O líder da Revolução Cubana, Fidel Castro, enviou uma
mensagem nesta segunda-feira (26) à Federação Estudantil Universitária no
quadro do 70º aniversário de seu ingresso na Universidade de Havana. No texto,
Fidel ressalta que não confia na política dos Estados Unidos. Leia a íntegra
abaixo:
Fidel Castro |
Para meus companheiros da Federação Estudantil Universitária
Queridos companheiros:
Desde o ano de 2006, por questões de saúde incompatíveis com
o tempo e o esforço necessário para cumprir um dever — o que me impus a mim
mesmo quando ingressei nesta Universidade em 4 de setembro de 1945, há 70 anos
—, renunciei aos meus cargos.
■ ■ ■ ■
◆ Objetivo da tarefa ◆
Dê continuidade à carta de Fidel Castro à Federação Estudantil Universitária a partir da última frase do texto de origem.

◆ Registros do layout visual ◆
■ ■ ■ ■
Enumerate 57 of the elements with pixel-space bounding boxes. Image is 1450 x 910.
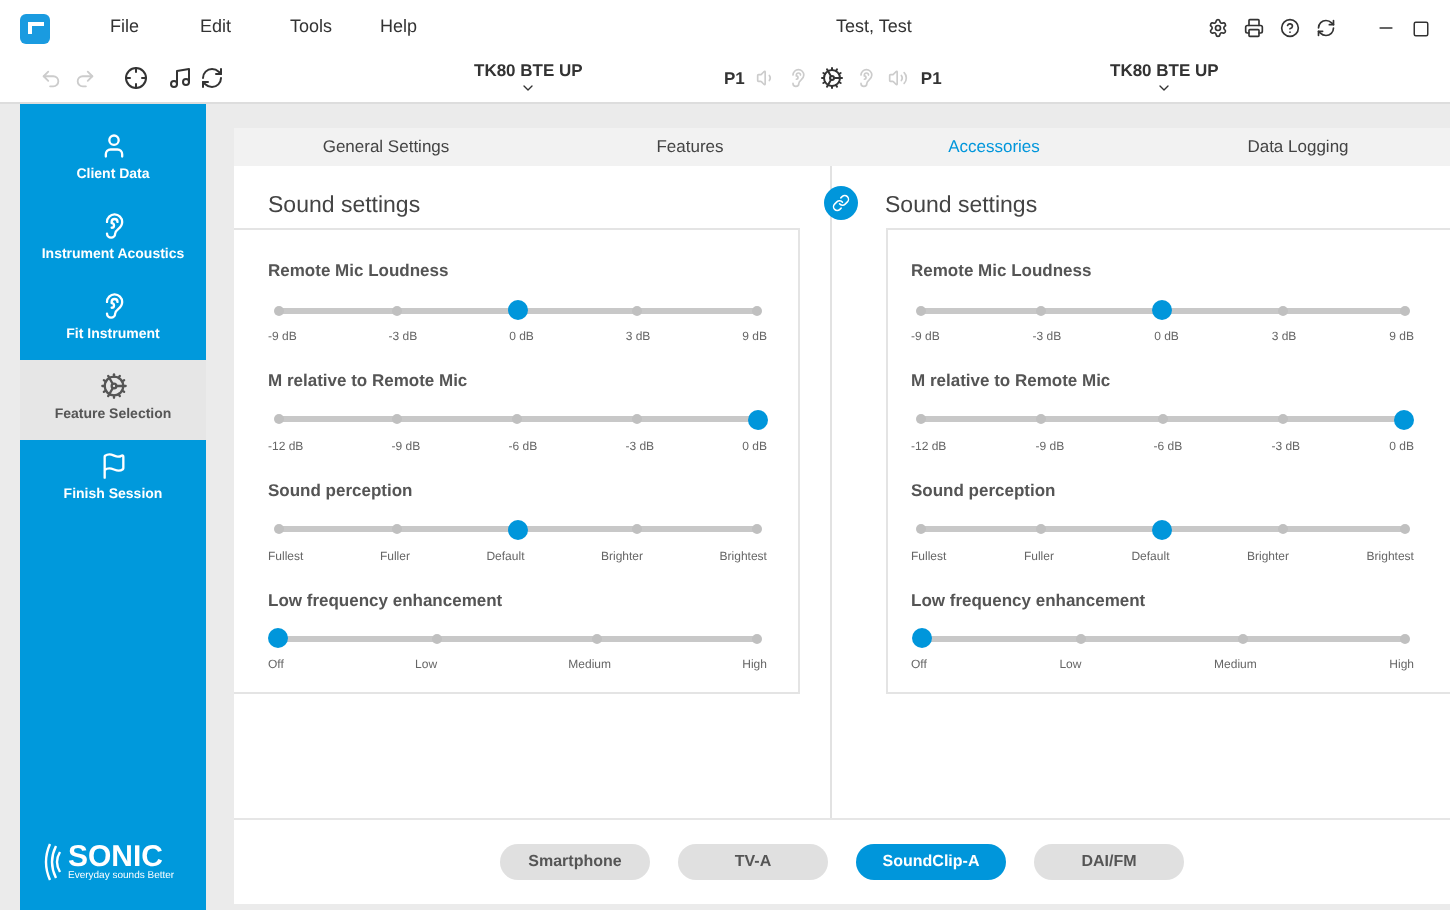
program-icon[interactable] [820,66,845,90]
slider-label: Low frequency enhancement [268,587,505,613]
slider-track[interactable] [268,628,767,649]
device-selector[interactable]: TK80 BTE UP [474,60,583,96]
slider-label: Sound perception [911,477,1058,503]
step-icon [99,452,127,481]
menu-item[interactable]: Help [364,14,454,42]
slider-label: Remote Mic Loudness [268,258,451,284]
slider-track[interactable] [911,519,1414,539]
target-icon[interactable] [124,66,148,90]
sound-waves-icon [44,842,62,882]
program-label: P1 [724,65,745,91]
chevron-down-icon [520,80,537,96]
help-icon[interactable] [1280,18,1300,38]
step-icon [99,372,127,401]
maximize-icon[interactable] [1412,19,1430,37]
music-note-icon[interactable] [168,66,192,90]
section-title: Sound settings [885,192,1040,222]
app-logo-icon [20,13,50,43]
slider-thumb[interactable] [1394,409,1414,430]
section-title: Sound settings [266,192,423,222]
settings-icon[interactable] [1208,18,1228,38]
tab[interactable]: Features [538,128,842,166]
accessory-button[interactable]: Smartphone [500,844,650,880]
window-title: Test, Test [836,14,912,41]
link-button[interactable] [824,186,858,220]
print-icon[interactable] [1244,18,1264,38]
tab[interactable]: Data Logging [1146,128,1450,166]
slider-label: Low frequency enhancement [911,587,1148,613]
slider-track[interactable] [911,300,1414,320]
slider-thumb[interactable] [268,628,288,649]
refresh-icon[interactable] [1316,18,1336,38]
link-icon [832,194,850,212]
accessory-button[interactable]: TV-A [678,844,828,880]
slider-label: M relative to Remote Mic [268,368,470,394]
program-label: P1 [920,65,942,91]
slider-track[interactable] [911,628,1414,649]
slider-thumb[interactable] [1152,300,1173,320]
slider-thumb[interactable] [911,628,931,649]
slider-thumb[interactable] [747,409,767,430]
accessory-button[interactable]: DAI/FM [1034,844,1184,880]
menu-item[interactable]: Tools [274,14,364,42]
step-icon [99,132,127,161]
slider-label: M relative to Remote Mic [911,368,1113,394]
chevron-down-icon [1156,80,1173,96]
cycle-icon[interactable] [200,66,224,90]
slider-thumb[interactable] [507,519,528,539]
slider-thumb[interactable] [507,300,528,320]
slider-thumb[interactable] [1152,519,1173,539]
menu-item[interactable]: Edit [184,14,274,42]
device-selector[interactable]: TK80 BTE UP [1110,60,1219,96]
tab[interactable]: General Settings [234,128,538,166]
accessory-button[interactable]: SoundClip-A [856,844,1006,880]
slider-label: Sound perception [268,477,415,503]
slider-track[interactable] [911,409,1414,430]
menu-item[interactable]: File [94,14,184,42]
slider-label: Remote Mic Loudness [911,258,1094,284]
■ ■ ■ ■
◆ Resultado da tarefa ◆
Não era filho de operário nem carente de recursos materiais
e sociais para uma existência relativamente cômoda; posso dizer que escapei
milagrosamente da riqueza. Muitos anos depois, o norte-americano mais rico e
sem dúvida muito capaz, com quase 100 bilhões de dólares, declarou ― segundo
publicou uma agência de notícias na quinta-feira da semana passada (22) —, que
o sistema de produção e distribuição privilegiada das riquezas converteria de
geração em geração os pobres em ricos.
Desde os tempos da antiga Grécia, durante quase 3 mil anos,
os gregos, sem ir mais longe, foram brilhantes em quase todas as atividades:
física, matemática, filosofia, arquitetura, arte, ciência, política, astronomia
e outros ramos do conhecimento humano. A Grécia, contudo, era um território de
escravos que realizavam os mais duros trabalhos em campos e cidades, enquanto
uma oligarquia se dedicava a escrever e filosofar. A primeira utopia foi
escrita precisamente por eles.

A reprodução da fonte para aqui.